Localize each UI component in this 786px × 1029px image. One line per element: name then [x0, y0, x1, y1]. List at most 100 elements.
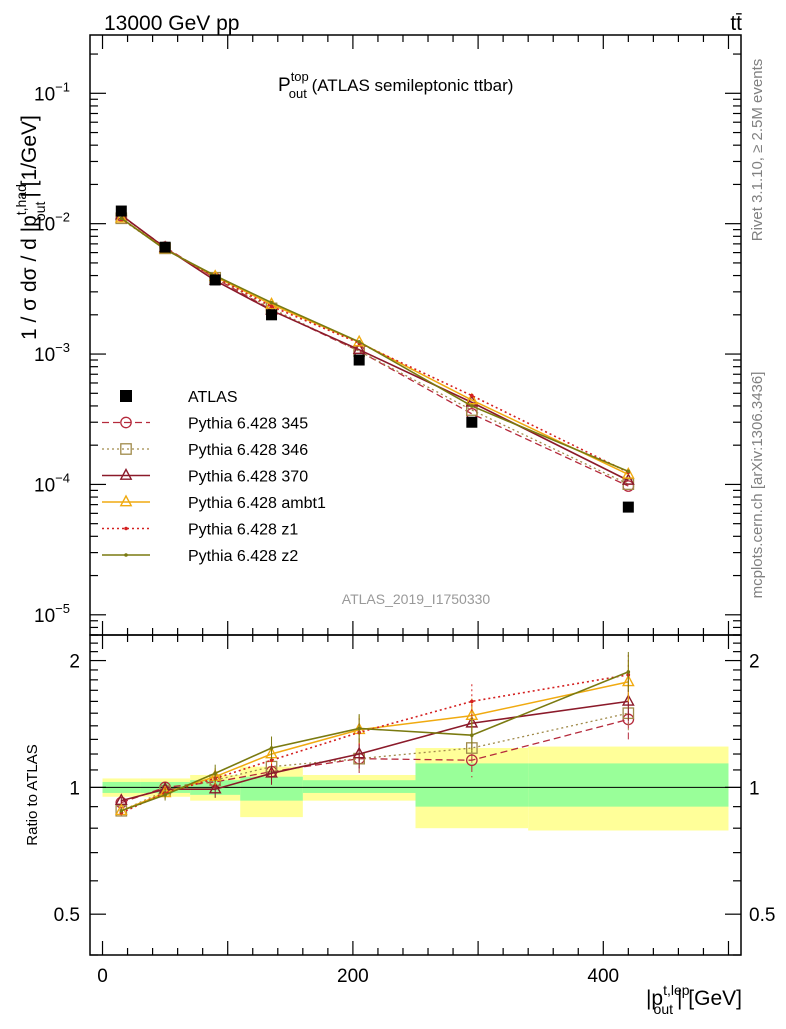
legend-entry-p345: Pythia 6.428 345: [102, 416, 308, 433]
ratio-point-z2: [626, 670, 631, 674]
data-point: [159, 241, 171, 253]
ratio-point-z1: [470, 699, 474, 704]
x-tick-label: 0: [97, 966, 108, 987]
main-point-ambt1: [465, 392, 479, 405]
header-process-label: tt̄: [730, 12, 742, 35]
band-stat-uncertainty: [240, 776, 303, 801]
data-point: [115, 205, 127, 217]
legend-label: Pythia 6.428 345: [188, 416, 308, 433]
main-y-tick-label: 10−2: [34, 210, 70, 236]
legend-label: Pythia 6.428 z1: [188, 522, 298, 539]
ratio-point-p370: [208, 781, 222, 794]
main-line-z1: [120, 218, 629, 473]
main-point-z2: [119, 216, 124, 221]
plot-title-rest: (ATLAS semileptonic ttbar): [307, 76, 514, 95]
plot-title-sup: top: [291, 69, 309, 84]
x-label-pre: |p: [646, 987, 663, 1010]
legend-label: ATLAS: [188, 389, 238, 406]
series-ambt1: [114, 210, 635, 816]
main-y-tick-label: 10−3: [34, 340, 70, 366]
main-y-label-sub: out: [32, 202, 48, 222]
main-y-label-post: | [1/GeV]: [18, 115, 41, 198]
tick-base: 10: [34, 475, 55, 496]
ratio-y-axis-label: Ratio to ATLAS: [24, 744, 41, 845]
legend-entry-p370: Pythia 6.428 370: [102, 468, 308, 486]
ratio-point-z2: [470, 733, 474, 738]
legend-marker-z1: [124, 526, 128, 531]
legend-label: Pythia 6.428 ambt1: [188, 495, 326, 512]
tick-exponent: −2: [55, 210, 70, 225]
tick-exponent: −4: [55, 470, 70, 485]
mcplots-label: mcplots.cern.ch [arXiv:1306.3436]: [749, 372, 766, 599]
ratio-y-tick-label-right: 1: [749, 778, 760, 799]
rivet-version-label: Rivet 3.1.10, ≥ 2.5M events: [749, 59, 766, 242]
tick-exponent: −1: [55, 79, 70, 94]
main-panel-frame: [89, 34, 742, 636]
ratio-y-tick-label-left: 2: [69, 652, 80, 673]
main-point-p370: [352, 342, 366, 355]
main-y-tick-label: 10−1: [34, 79, 70, 105]
ratio-point-p370: [352, 746, 366, 759]
legend-entry-ambt1: Pythia 6.428 ambt1: [102, 494, 326, 512]
ratio-point-p370: [621, 693, 635, 706]
main-point-z1: [269, 304, 274, 309]
tick-base: 10: [34, 215, 55, 236]
ratio-point-z2: [269, 746, 274, 750]
ratio-point-p370: [265, 765, 278, 778]
series-data: [115, 205, 634, 513]
x-label-post: | [GeV]: [677, 987, 742, 1010]
x-axis-label: |pt,lep out | [GeV]: [646, 982, 742, 1017]
main-line-z2: [120, 217, 629, 473]
ratio-y-tick-label-left: 0.5: [54, 905, 80, 926]
tick-exponent: −5: [55, 601, 70, 616]
legend-entry-p346: Pythia 6.428 346: [102, 442, 308, 459]
legend-label: Pythia 6.428 z2: [188, 548, 298, 565]
series-z1: [119, 217, 631, 816]
plot-title-sub: out: [289, 86, 307, 101]
legend-marker-p370: [119, 468, 133, 480]
ratio-point-z2: [163, 793, 167, 797]
tick-exponent: −3: [55, 340, 70, 355]
main-y-axis-label: 1 / σ dσ / d |pt,had out | [1/GeV]: [13, 115, 48, 340]
data-point: [266, 309, 278, 321]
main-point-ambt1: [621, 467, 635, 479]
ratio-point-z2: [213, 771, 217, 776]
tick-base: 10: [34, 84, 55, 105]
plot-title-main: P: [278, 75, 291, 96]
legend-marker-data: [120, 390, 132, 402]
analysis-reference: ATLAS_2019_I1750330: [342, 591, 491, 607]
legend-label: Pythia 6.428 346: [188, 442, 308, 459]
legend: ATLAS Pythia 6.428 345 Pythia 6.428 346 Pyt…: [102, 389, 326, 565]
ratio-y-tick-label-right: 0.5: [749, 905, 775, 926]
main-line-p370: [120, 214, 629, 482]
main-y-tick-label: 10−4: [34, 470, 70, 496]
x-tick-label: 200: [337, 966, 369, 987]
x-label-sub: out: [654, 1001, 674, 1017]
ratio-panel-frame: [89, 634, 742, 956]
series-layer: [114, 205, 635, 817]
legend-marker-p345: [120, 416, 132, 429]
main-point-z1: [470, 393, 474, 398]
data-point: [209, 274, 221, 286]
ratio-point-z2: [119, 808, 124, 813]
data-point: [353, 354, 365, 366]
main-y-label-sup: t,had: [13, 184, 29, 215]
ratio-point-p345: [465, 754, 478, 767]
ratio-y-tick-label-right: 2: [749, 652, 760, 673]
main-point-ambt1: [114, 210, 128, 223]
legend-entry-z2: Pythia 6.428 z2: [102, 548, 298, 565]
band-stat-uncertainty: [528, 763, 729, 807]
main-point-z2: [626, 469, 631, 474]
x-tick-label: 400: [587, 966, 619, 987]
legend-marker-z2: [124, 553, 128, 557]
main-point-z2: [470, 404, 474, 408]
x-label-sup: t,lep: [663, 982, 690, 998]
main-line-ambt1: [120, 217, 629, 476]
legend-label: Pythia 6.428 370: [188, 469, 308, 486]
band-stat-uncertainty: [302, 780, 416, 793]
main-point-z2: [357, 339, 361, 344]
main-point-z2: [269, 300, 274, 305]
tick-base: 10: [34, 606, 55, 627]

────────────────

Short task
Format every line of the records above as a JSON list of strings, one string per line, with blank lines dropped. Leave the pictures out of the answer.

Reply
[
  "Localize each UI component in this 786px × 1029px image. One line per element: name then [x0, y0, x1, y1]. List at most 100 elements.",
  "legend-entry-p345: Pythia 6.428 345: [102, 416, 308, 433]",
  "ratio-point-z2: [626, 670, 631, 674]",
  "data-point: [159, 241, 171, 253]",
  "ratio-point-z1: [470, 699, 474, 704]",
  "x-tick-label: 0: [97, 966, 108, 987]",
  "main-point-ambt1: [465, 392, 479, 405]",
  "header-process-label: tt̄: [730, 12, 742, 35]",
  "band-stat-uncertainty: [240, 776, 303, 801]",
  "data-point: [115, 205, 127, 217]",
  "legend-label: Pythia 6.428 345: [188, 416, 308, 433]",
  "main-y-tick-label: 10−2: [34, 210, 70, 236]",
  "legend-label: Pythia 6.428 z1: [188, 522, 298, 539]",
  "ratio-point-p370: [208, 781, 222, 794]",
  "main-line-z1: [120, 218, 629, 473]",
  "main-point-z2: [119, 216, 124, 221]",
  "plot-title-rest: (ATLAS semileptonic ttbar): [307, 76, 514, 95]",
  "plot-title-sup: top: [291, 69, 309, 84]",
  "x-label-pre: |p: [646, 987, 663, 1010]",
  "legend-label: ATLAS: [188, 389, 238, 406]",
  "series-ambt1: [114, 210, 635, 816]",
  "main-y-tick-label: 10−3: [34, 340, 70, 366]",
  "main-y-label-sub: out: [32, 202, 48, 222]",
  "main-y-label-post: | [1/GeV]: [18, 115, 41, 198]",
  "tick-base: 10: [34, 475, 55, 496]",
  "ratio-y-axis-label: Ratio to ATLAS: [24, 744, 41, 845]",
  "legend-entry-p370: Pythia 6.428 370: [102, 468, 308, 486]",
  "ratio-point-z2: [470, 733, 474, 738]",
  "legend-marker-z1: [124, 526, 128, 531]",
  "legend-label: Pythia 6.428 ambt1: [188, 495, 326, 512]",
  "tick-exponent: −2: [55, 210, 70, 225]",
  "tick-exponent: −4: [55, 470, 70, 485]",
  "mcplots-label: mcplots.cern.ch [arXiv:1306.3436]: [749, 372, 766, 599]",
  "ratio-y-tick-label-right: 1: [749, 778, 760, 799]",
  "rivet-version-label: Rivet 3.1.10, ≥ 2.5M events: [749, 59, 766, 242]",
  "tick-exponent: −1: [55, 79, 70, 94]",
  "main-panel-frame: [89, 34, 742, 636]",
  "ratio-y-tick-label-left: 2: [69, 652, 80, 673]",
  "main-point-p370: [352, 342, 366, 355]",
  "main-y-tick-label: 10−1: [34, 79, 70, 105]",
  "ratio-point-p370: [352, 746, 366, 759]",
  "legend-entry-ambt1: Pythia 6.428 ambt1: [102, 494, 326, 512]",
  "ratio-point-p370: [621, 693, 635, 706]",
  "main-point-z1: [269, 304, 274, 309]",
  "tick-base: 10: [34, 215, 55, 236]",
  "ratio-point-z2: [269, 746, 274, 750]",
  "ratio-point-p370: [265, 765, 278, 778]",
  "series-data: [115, 205, 634, 513]",
  "x-label-post: | [GeV]: [677, 987, 742, 1010]",
  "x-axis-label: |pt,lep out | [GeV]: [646, 982, 742, 1017]",
  "main-line-z2: [120, 217, 629, 473]",
  "ratio-y-tick-label-left: 0.5: [54, 905, 80, 926]",
  "tick-exponent: −5: [55, 601, 70, 616]",
  "legend-entry-p346: Pythia 6.428 346: [102, 442, 308, 459]",
  "legend-label: Pythia 6.428 z2: [188, 548, 298, 565]",
  "series-z1: [119, 217, 631, 816]",
  "plot-title-sub: out: [289, 86, 307, 101]",
  "legend-marker-p370: [119, 468, 133, 480]",
  "ratio-point-z2: [163, 793, 167, 797]",
  "tick-exponent: −3: [55, 340, 70, 355]",
  "main-y-axis-label: 1 / σ dσ / d |pt,had out | [1/GeV]: [13, 115, 48, 340]",
  "data-point: [266, 309, 278, 321]",
  "main-point-ambt1: [621, 467, 635, 479]",
  "ratio-point-z2: [213, 771, 217, 776]",
  "tick-base: 10: [34, 84, 55, 105]",
  "plot-title-main: P: [278, 75, 291, 96]",
  "legend-marker-data: [120, 390, 132, 402]",
  "analysis-reference: ATLAS_2019_I1750330: [342, 591, 491, 607]",
  "legend-label: Pythia 6.428 346: [188, 442, 308, 459]",
  "legend: ATLAS Pythia 6.428 345 Pythia 6.428 346 Pyt…: [102, 389, 326, 565]",
  "ratio-y-tick-label-right: 0.5: [749, 905, 775, 926]",
  "main-line-p370: [120, 214, 629, 482]",
  "main-y-tick-label: 10−4: [34, 470, 70, 496]",
  "x-tick-label: 200: [337, 966, 369, 987]",
  "x-label-sub: out: [654, 1001, 674, 1017]",
  "ratio-panel-frame: [89, 634, 742, 956]",
  "series-layer: [114, 205, 635, 817]",
  "legend-marker-p345: [120, 416, 132, 429]",
  "main-point-z1: [470, 393, 474, 398]",
  "data-point: [209, 274, 221, 286]",
  "ratio-point-z2: [119, 808, 124, 813]",
  "data-point: [353, 354, 365, 366]",
  "main-y-label-sup: t,had: [13, 184, 29, 215]",
  "ratio-point-p345: [465, 754, 478, 767]",
  "ratio-y-tick-label-right: 2: [749, 652, 760, 673]",
  "main-point-ambt1: [114, 210, 128, 223]",
  "legend-entry-z2: Pythia 6.428 z2: [102, 548, 298, 565]",
  "band-stat-uncertainty: [528, 763, 729, 807]",
  "main-point-z2: [626, 469, 631, 474]",
  "x-tick-label: 400: [587, 966, 619, 987]",
  "legend-marker-z2: [124, 553, 128, 557]",
  "main-point-z2: [470, 404, 474, 408]",
  "x-label-sup: t,lep: [663, 982, 690, 998]",
  "main-line-ambt1: [120, 217, 629, 476]",
  "legend-label: Pythia 6.428 370: [188, 469, 308, 486]",
  "band-stat-uncertainty: [302, 780, 416, 793]",
  "main-point-z2: [357, 339, 361, 344]",
  "main-point-z2: [269, 300, 274, 305]",
  "tick-base: 10: [34, 606, 55, 627]"
]